··· RECORDS ···
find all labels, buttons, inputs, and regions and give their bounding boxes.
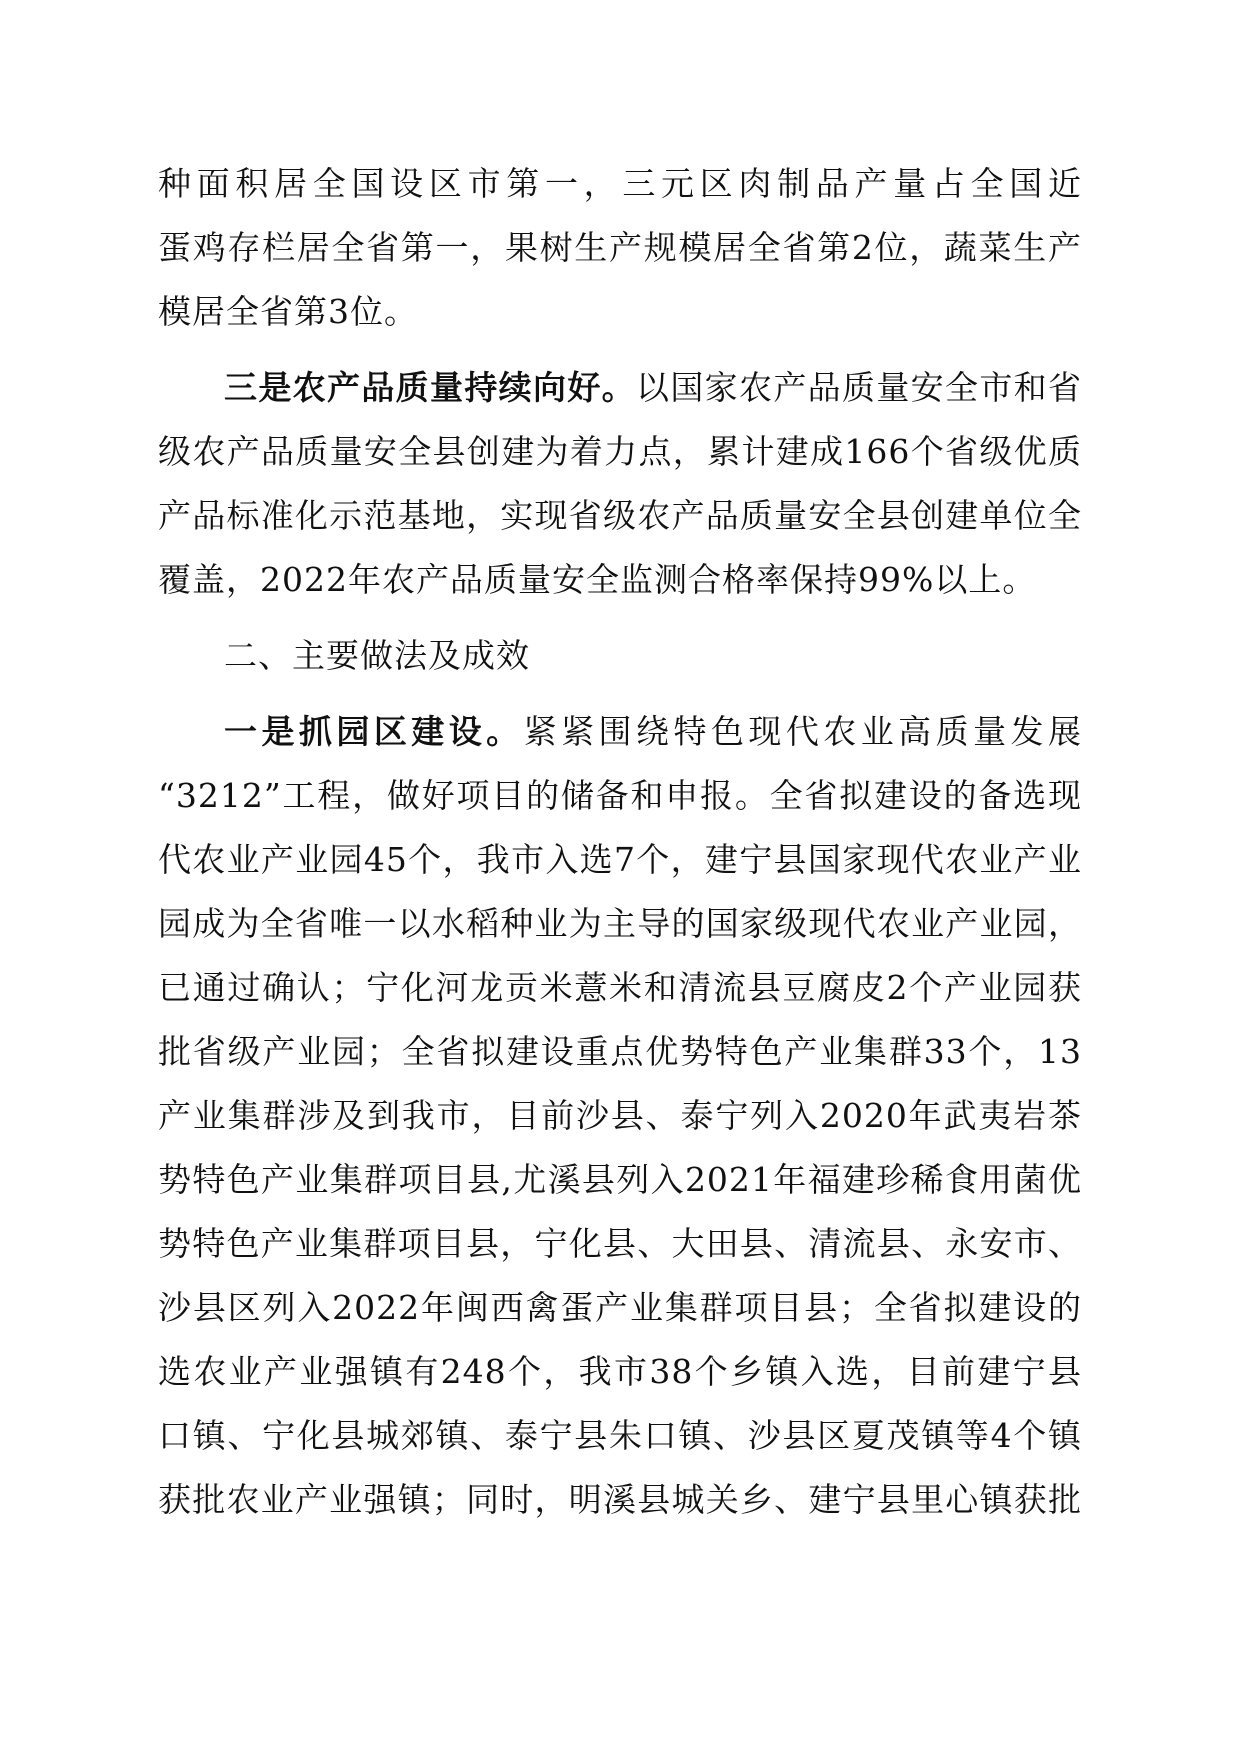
text-span: 以国家农产品质量安全市和省 [636, 368, 1082, 407]
text-line: 模居全省第3位。 [158, 292, 418, 331]
text-line: 产业集群涉及到我市，目前沙县、泰宁列入2020年武夷岩茶 [158, 1096, 1082, 1135]
text-line: 批省级产业园；全省拟建设重点优势特色产业集群33个，13 [158, 1032, 1082, 1071]
text-span: 紧紧围绕特色现代农业高质量发展 [523, 712, 1082, 751]
paragraph-quality [158, 356, 1082, 612]
paragraph-continuation [158, 152, 1082, 344]
text-line: 代农业产业园45个，我市入选7个，建宁县国家现代农业产业 [158, 840, 1082, 879]
paragraph-lead: 一是抓园区建设。 [224, 712, 524, 751]
text-line: “3212”工程，做好项目的储备和申报。全省拟建设的备选现 [158, 776, 1082, 815]
text-line: 蛋鸡存栏居全省第一，果树生产规模居全省第2位，蔬菜生产 [158, 228, 1082, 267]
text-line: 园成为全省唯一以水稻种业为主导的国家级现代农业产业园， [158, 904, 1082, 943]
paragraph-lead: 三是农产品质量持续向好。 [224, 368, 636, 407]
text-line [158, 356, 1082, 420]
paragraph-park-construction [158, 700, 1082, 1532]
section-heading: 二、主要做法及成效 [224, 636, 530, 675]
text-line: 沙县区列入2022年闽西禽蛋产业集群项目县；全省拟建设的 [158, 1288, 1082, 1327]
document-body [158, 152, 1082, 1532]
text-line: 产品标准化示范基地，实现省级农产品质量安全县创建单位全 [158, 496, 1082, 535]
text-line: 势特色产业集群项目县,尤溪县列入2021年福建珍稀食用菌优 [158, 1160, 1082, 1199]
text-line: 覆盖，2022年农产品质量安全监测合格率保持99%以上。 [158, 560, 1037, 599]
text-line: 选农业产业强镇有248个，我市38个乡镇入选，目前建宁县 [158, 1352, 1082, 1391]
text-line [158, 700, 1082, 764]
text-line: 获批农业产业强镇；同时，明溪县城关乡、建宁县里心镇获批 [158, 1480, 1082, 1519]
text-line: 级农产品质量安全县创建为着力点，累计建成166个省级优质 [158, 432, 1082, 471]
text-line: 口镇、宁化县城郊镇、泰宁县朱口镇、沙县区夏茂镇等4个镇 [158, 1416, 1082, 1455]
text-line: 势特色产业集群项目县，宁化县、大田县、清流县、永安市、 [158, 1224, 1082, 1263]
text-line: 已通过确认；宁化河龙贡米薏米和清流县豆腐皮2个产业园获 [158, 968, 1082, 1007]
text-line: 种面积居全国设区市第一，三元区肉制品产量占全国近 [158, 164, 1082, 203]
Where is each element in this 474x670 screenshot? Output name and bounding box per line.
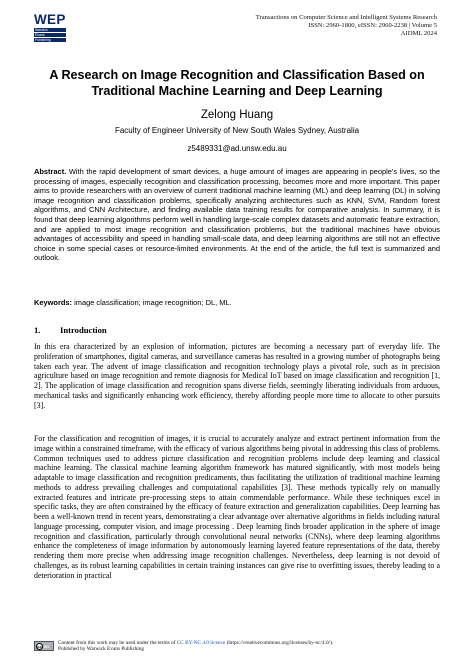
···
→ **WHAT YOU WILL DO**: Copy every line of the records above word for word, omitting the pictures.

→ **COMPLETED TASK**:
find all labels, buttons, inputs, and regions and give their bounding boxes.
text-span: 以国家农产品质量安全市和省 [636, 368, 1082, 407]
text-line: 模居全省第3位。 [158, 292, 418, 331]
text-line: 产业集群涉及到我市，目前沙县、泰宁列入2020年武夷岩茶 [158, 1096, 1082, 1135]
text-line: 批省级产业园；全省拟建设重点优势特色产业集群33个，13 [158, 1032, 1082, 1071]
text-span: 紧紧围绕特色现代农业高质量发展 [523, 712, 1082, 751]
paragraph-quality [158, 356, 1082, 612]
paragraph-continuation [158, 152, 1082, 344]
text-line: 代农业产业园45个，我市入选7个，建宁县国家现代农业产业 [158, 840, 1082, 879]
paragraph-lead: 一是抓园区建设。 [224, 712, 524, 751]
text-line: “3212”工程，做好项目的储备和申报。全省拟建设的备选现 [158, 776, 1082, 815]
text-line: 蛋鸡存栏居全省第一，果树生产规模居全省第2位，蔬菜生产 [158, 228, 1082, 267]
text-line: 园成为全省唯一以水稻种业为主导的国家级现代农业产业园， [158, 904, 1082, 943]
paragraph-lead: 三是农产品质量持续向好。 [224, 368, 636, 407]
text-line [158, 356, 1082, 420]
paragraph-park-construction [158, 700, 1082, 1532]
section-heading: 二、主要做法及成效 [224, 636, 530, 675]
text-line: 沙县区列入2022年闽西禽蛋产业集群项目县；全省拟建设的 [158, 1288, 1082, 1327]
document-body [158, 152, 1082, 1532]
text-line: 产品标准化示范基地，实现省级农产品质量安全县创建单位全 [158, 496, 1082, 535]
text-line: 势特色产业集群项目县,尤溪县列入2021年福建珍稀食用菌优 [158, 1160, 1082, 1199]
text-line: 覆盖，2022年农产品质量安全监测合格率保持99%以上。 [158, 560, 1037, 599]
text-line: 选农业产业强镇有248个，我市38个乡镇入选，目前建宁县 [158, 1352, 1082, 1391]
text-line [158, 700, 1082, 764]
text-line: 获批农业产业强镇；同时，明溪县城关乡、建宁县里心镇获批 [158, 1480, 1082, 1519]
text-line: 级农产品质量安全县创建为着力点，累计建成166个省级优质 [158, 432, 1082, 471]
text-line: 口镇、宁化县城郊镇、泰宁县朱口镇、沙县区夏茂镇等4个镇 [158, 1416, 1082, 1455]
text-line: 势特色产业集群项目县，宁化县、大田县、清流县、永安市、 [158, 1224, 1082, 1263]
text-line: 已通过确认；宁化河龙贡米薏米和清流县豆腐皮2个产业园获 [158, 968, 1082, 1007]
text-line: 种面积居全国设区市第一，三元区肉制品产量占全国近 [158, 164, 1082, 203]
Where is each element in this 474x670 screenshot? Output name and bounding box per line.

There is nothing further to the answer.